REQUEST
Gather each line of the records where "datetime" appears.

RECORD EXCERPTS
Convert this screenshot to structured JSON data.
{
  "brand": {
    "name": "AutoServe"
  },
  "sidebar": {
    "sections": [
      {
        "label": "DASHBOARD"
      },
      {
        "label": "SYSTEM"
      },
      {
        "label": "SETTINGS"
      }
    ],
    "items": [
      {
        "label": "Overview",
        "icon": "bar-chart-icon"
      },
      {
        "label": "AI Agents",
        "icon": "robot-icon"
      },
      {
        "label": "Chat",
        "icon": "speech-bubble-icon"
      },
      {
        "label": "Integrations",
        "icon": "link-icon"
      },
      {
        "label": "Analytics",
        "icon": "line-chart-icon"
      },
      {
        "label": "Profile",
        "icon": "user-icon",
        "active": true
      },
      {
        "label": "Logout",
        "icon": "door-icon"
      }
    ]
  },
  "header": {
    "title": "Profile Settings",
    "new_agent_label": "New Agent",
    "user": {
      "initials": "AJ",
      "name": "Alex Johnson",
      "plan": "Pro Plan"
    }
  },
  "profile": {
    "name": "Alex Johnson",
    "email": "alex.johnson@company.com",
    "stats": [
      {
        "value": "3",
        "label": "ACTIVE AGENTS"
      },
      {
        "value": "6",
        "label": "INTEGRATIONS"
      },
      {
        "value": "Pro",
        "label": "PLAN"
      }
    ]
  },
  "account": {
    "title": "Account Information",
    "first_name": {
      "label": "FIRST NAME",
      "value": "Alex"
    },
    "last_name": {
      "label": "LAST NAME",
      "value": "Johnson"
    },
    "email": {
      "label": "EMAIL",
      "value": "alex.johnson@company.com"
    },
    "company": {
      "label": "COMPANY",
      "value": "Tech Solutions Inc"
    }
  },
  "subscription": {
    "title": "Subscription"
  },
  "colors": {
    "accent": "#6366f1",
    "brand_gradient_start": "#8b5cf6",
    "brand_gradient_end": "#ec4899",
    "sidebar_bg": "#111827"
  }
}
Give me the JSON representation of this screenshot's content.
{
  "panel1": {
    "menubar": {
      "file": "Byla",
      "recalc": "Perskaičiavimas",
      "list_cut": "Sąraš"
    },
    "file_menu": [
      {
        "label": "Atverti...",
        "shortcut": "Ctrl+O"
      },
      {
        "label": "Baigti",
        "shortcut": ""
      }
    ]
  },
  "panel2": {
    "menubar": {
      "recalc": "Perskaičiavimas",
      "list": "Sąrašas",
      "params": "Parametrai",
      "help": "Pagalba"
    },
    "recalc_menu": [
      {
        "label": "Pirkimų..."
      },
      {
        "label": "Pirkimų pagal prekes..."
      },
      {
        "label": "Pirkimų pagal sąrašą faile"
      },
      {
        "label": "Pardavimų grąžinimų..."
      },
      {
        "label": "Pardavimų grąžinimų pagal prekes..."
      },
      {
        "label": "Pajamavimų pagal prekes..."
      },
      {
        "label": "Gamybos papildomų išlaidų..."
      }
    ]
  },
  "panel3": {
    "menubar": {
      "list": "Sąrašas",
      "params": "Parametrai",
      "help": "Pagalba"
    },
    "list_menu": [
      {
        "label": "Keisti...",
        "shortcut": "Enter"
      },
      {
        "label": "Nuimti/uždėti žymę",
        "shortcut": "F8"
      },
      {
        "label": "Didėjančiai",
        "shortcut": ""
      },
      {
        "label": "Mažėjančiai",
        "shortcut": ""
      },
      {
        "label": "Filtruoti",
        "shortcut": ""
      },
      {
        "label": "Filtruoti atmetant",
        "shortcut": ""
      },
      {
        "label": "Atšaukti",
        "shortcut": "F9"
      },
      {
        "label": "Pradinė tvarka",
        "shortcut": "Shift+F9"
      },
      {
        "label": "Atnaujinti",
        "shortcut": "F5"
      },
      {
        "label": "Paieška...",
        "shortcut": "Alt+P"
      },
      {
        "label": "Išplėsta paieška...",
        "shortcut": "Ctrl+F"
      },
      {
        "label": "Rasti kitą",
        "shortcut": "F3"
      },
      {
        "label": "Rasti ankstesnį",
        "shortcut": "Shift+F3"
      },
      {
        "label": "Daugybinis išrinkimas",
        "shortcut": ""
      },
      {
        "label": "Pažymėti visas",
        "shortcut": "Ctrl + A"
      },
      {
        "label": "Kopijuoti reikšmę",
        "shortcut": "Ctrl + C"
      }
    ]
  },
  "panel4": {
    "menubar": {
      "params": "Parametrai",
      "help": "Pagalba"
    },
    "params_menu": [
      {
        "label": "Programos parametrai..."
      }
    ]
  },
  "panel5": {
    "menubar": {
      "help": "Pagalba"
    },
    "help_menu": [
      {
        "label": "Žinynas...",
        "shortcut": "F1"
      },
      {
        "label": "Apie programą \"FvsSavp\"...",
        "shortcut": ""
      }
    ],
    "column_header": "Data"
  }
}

* * *

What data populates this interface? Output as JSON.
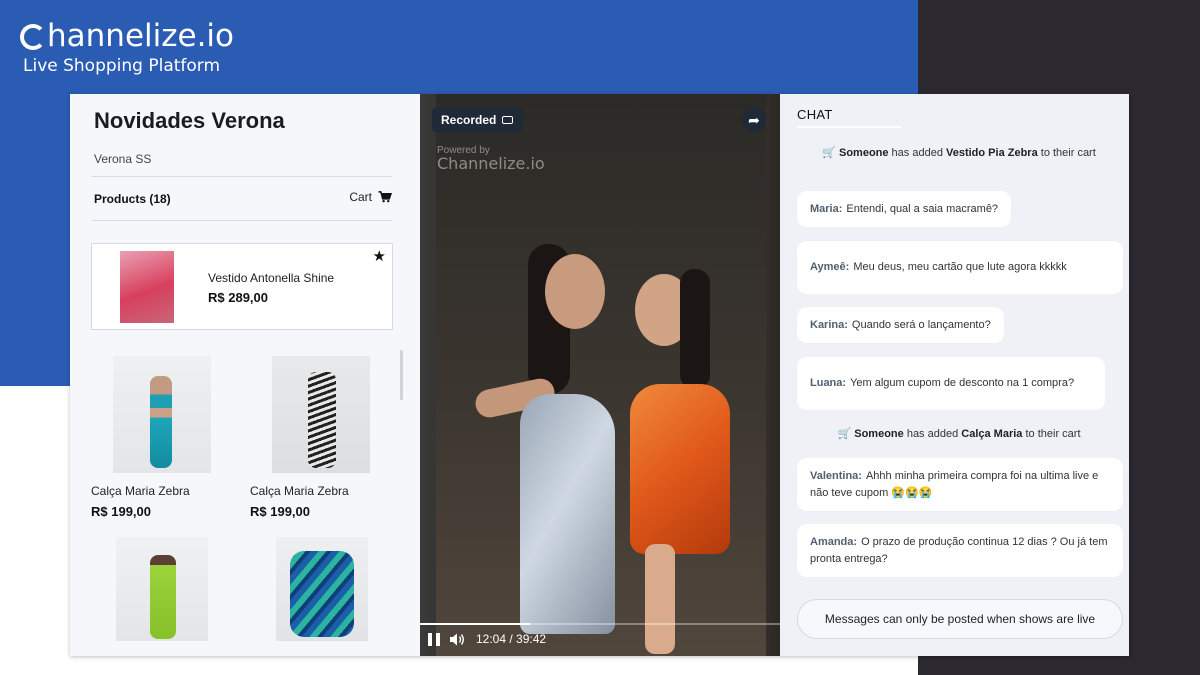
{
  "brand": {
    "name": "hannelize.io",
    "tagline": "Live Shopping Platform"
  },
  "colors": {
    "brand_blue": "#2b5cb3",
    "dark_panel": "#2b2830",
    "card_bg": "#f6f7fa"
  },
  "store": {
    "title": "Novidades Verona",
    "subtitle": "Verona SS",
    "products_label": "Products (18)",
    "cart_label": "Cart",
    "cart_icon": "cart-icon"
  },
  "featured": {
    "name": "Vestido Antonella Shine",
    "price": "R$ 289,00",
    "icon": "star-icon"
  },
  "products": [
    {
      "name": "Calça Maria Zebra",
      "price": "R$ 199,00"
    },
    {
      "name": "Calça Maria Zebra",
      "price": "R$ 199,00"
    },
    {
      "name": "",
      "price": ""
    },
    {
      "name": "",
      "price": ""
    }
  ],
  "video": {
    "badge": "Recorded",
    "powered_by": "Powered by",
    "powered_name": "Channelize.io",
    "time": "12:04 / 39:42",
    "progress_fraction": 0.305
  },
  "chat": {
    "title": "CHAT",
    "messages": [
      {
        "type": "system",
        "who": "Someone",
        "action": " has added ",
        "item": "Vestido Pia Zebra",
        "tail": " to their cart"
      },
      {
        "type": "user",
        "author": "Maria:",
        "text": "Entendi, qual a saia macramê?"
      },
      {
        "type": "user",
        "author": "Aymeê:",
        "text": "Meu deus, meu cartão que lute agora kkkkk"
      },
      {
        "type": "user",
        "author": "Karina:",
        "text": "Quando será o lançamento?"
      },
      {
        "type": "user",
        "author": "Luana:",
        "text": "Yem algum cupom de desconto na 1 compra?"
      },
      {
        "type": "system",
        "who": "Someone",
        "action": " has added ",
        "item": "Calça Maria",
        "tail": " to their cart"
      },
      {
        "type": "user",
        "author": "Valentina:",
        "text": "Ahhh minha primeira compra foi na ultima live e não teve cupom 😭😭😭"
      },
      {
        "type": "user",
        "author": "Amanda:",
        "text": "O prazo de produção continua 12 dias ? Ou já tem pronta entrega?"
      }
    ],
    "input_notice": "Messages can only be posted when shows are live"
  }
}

...

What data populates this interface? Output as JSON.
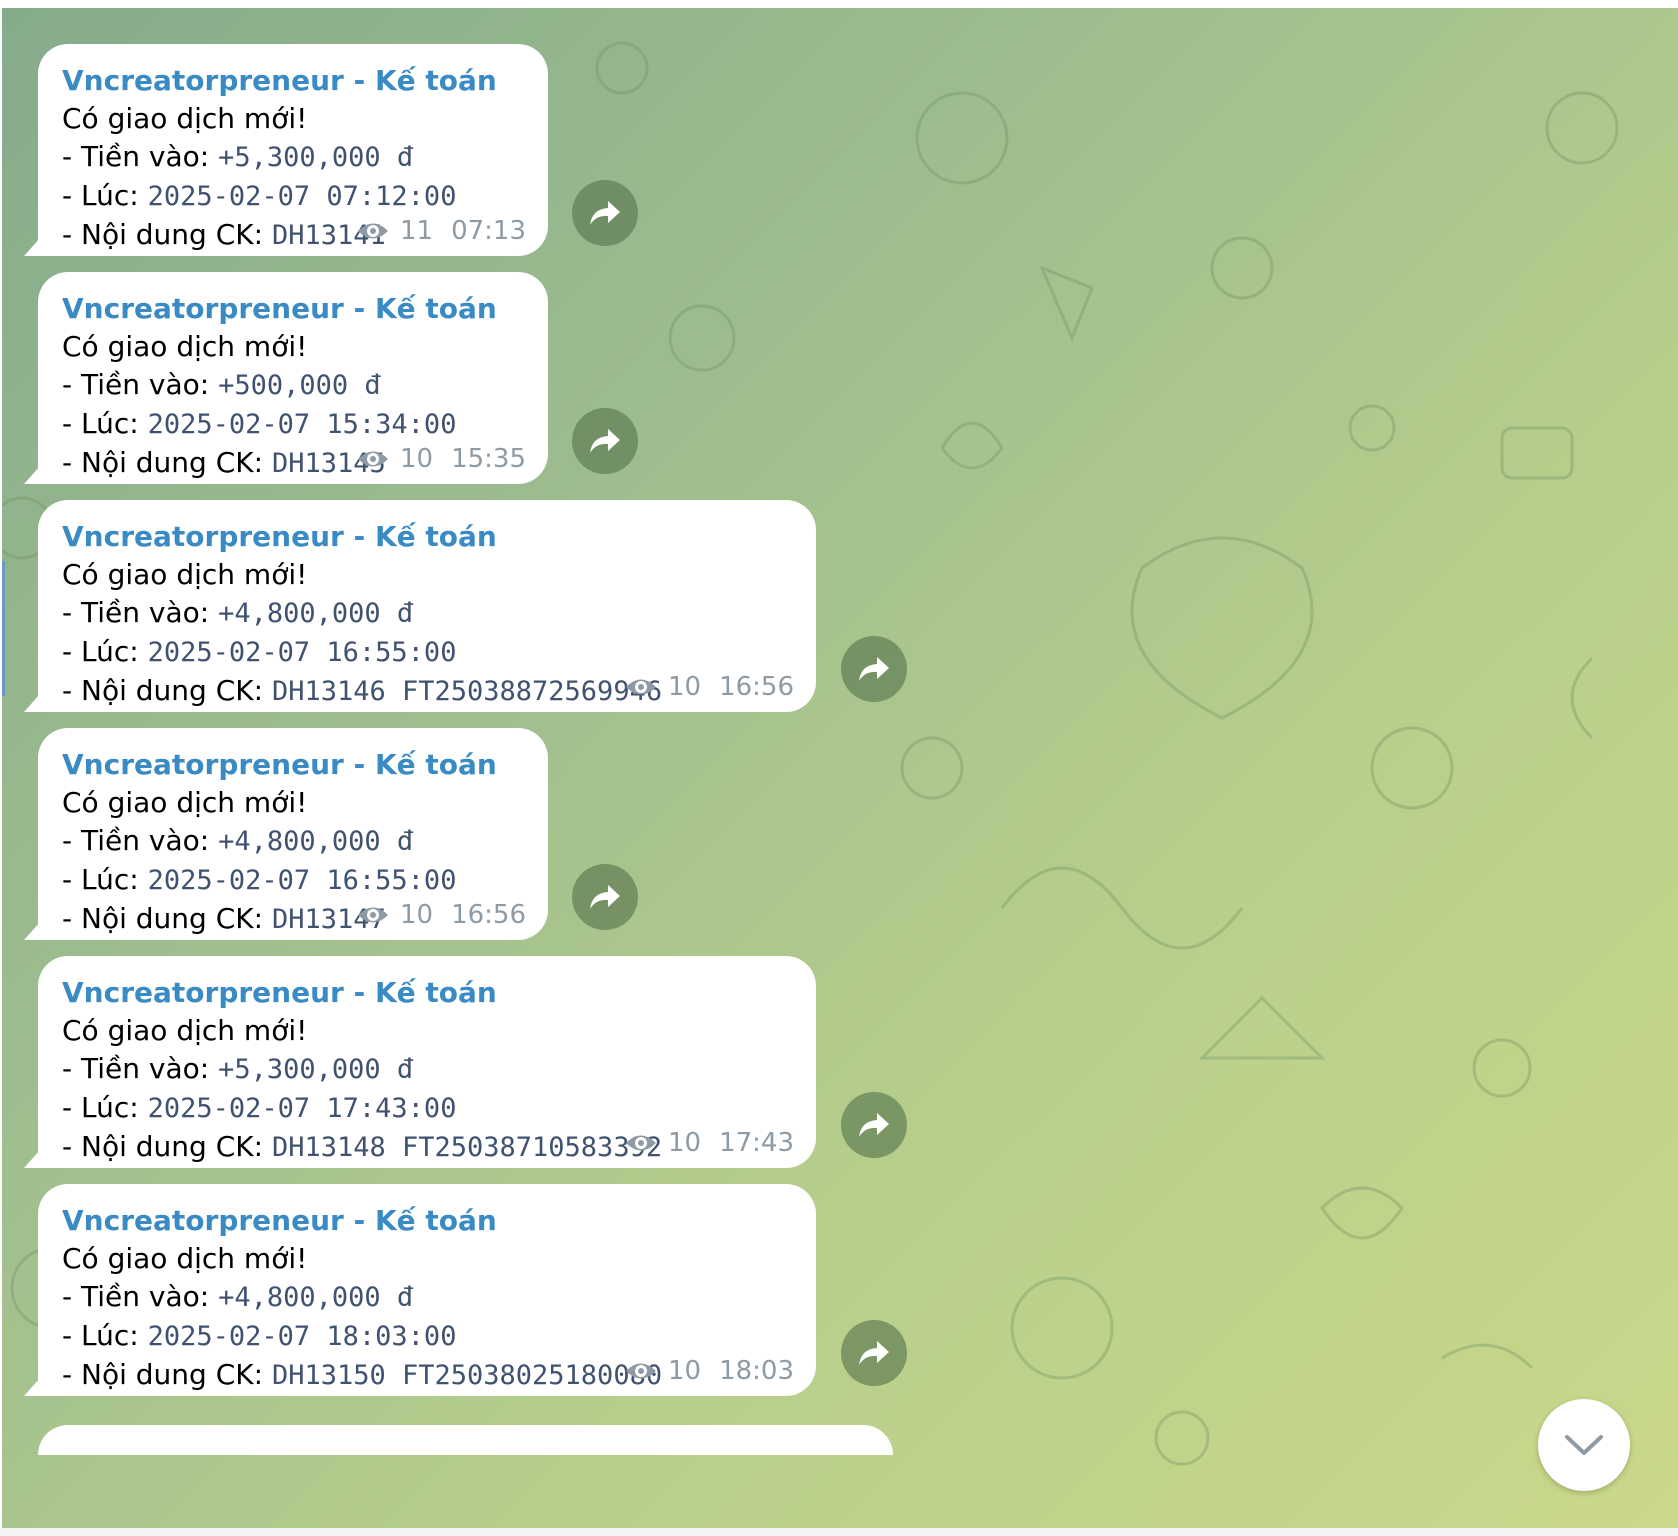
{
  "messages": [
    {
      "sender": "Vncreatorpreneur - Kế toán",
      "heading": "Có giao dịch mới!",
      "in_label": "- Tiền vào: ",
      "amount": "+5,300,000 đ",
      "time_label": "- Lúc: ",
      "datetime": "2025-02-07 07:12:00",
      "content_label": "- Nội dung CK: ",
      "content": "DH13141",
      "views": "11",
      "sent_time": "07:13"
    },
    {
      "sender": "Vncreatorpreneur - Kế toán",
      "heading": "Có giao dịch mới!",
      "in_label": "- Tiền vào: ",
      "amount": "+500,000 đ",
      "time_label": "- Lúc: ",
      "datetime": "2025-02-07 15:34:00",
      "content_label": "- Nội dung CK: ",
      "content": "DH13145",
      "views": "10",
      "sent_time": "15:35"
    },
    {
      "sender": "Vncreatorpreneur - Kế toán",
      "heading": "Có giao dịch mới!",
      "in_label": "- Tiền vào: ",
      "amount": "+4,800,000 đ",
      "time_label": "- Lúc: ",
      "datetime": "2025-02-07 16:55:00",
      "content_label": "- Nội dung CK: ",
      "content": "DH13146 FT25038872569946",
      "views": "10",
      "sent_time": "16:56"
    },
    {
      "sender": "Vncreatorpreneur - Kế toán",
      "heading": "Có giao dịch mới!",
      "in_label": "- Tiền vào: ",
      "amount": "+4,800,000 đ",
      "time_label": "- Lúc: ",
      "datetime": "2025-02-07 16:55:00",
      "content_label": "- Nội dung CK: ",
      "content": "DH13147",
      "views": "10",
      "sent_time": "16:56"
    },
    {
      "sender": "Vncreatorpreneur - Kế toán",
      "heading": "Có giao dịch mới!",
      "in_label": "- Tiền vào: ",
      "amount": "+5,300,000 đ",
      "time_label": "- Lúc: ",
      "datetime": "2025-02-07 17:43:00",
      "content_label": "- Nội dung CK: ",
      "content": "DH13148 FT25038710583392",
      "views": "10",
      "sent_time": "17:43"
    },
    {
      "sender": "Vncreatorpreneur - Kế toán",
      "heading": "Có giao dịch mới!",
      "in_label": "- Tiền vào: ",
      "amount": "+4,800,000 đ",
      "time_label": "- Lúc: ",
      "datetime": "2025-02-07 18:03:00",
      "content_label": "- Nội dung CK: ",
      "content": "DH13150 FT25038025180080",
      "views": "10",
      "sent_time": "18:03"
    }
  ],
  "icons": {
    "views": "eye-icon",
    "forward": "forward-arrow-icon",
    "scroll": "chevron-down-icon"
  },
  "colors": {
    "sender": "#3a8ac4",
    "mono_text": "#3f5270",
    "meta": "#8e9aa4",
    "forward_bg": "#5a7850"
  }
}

OUTPUT OF THE EXERCISE
      "datetime": "2025-02-07 07:12:00",
      "datetime": "2025-02-07 15:34:00",
      "datetime": "2025-02-07 16:55:00",
      "datetime": "2025-02-07 16:55:00",
      "datetime": "2025-02-07 17:43:00",
      "datetime": "2025-02-07 18:03:00",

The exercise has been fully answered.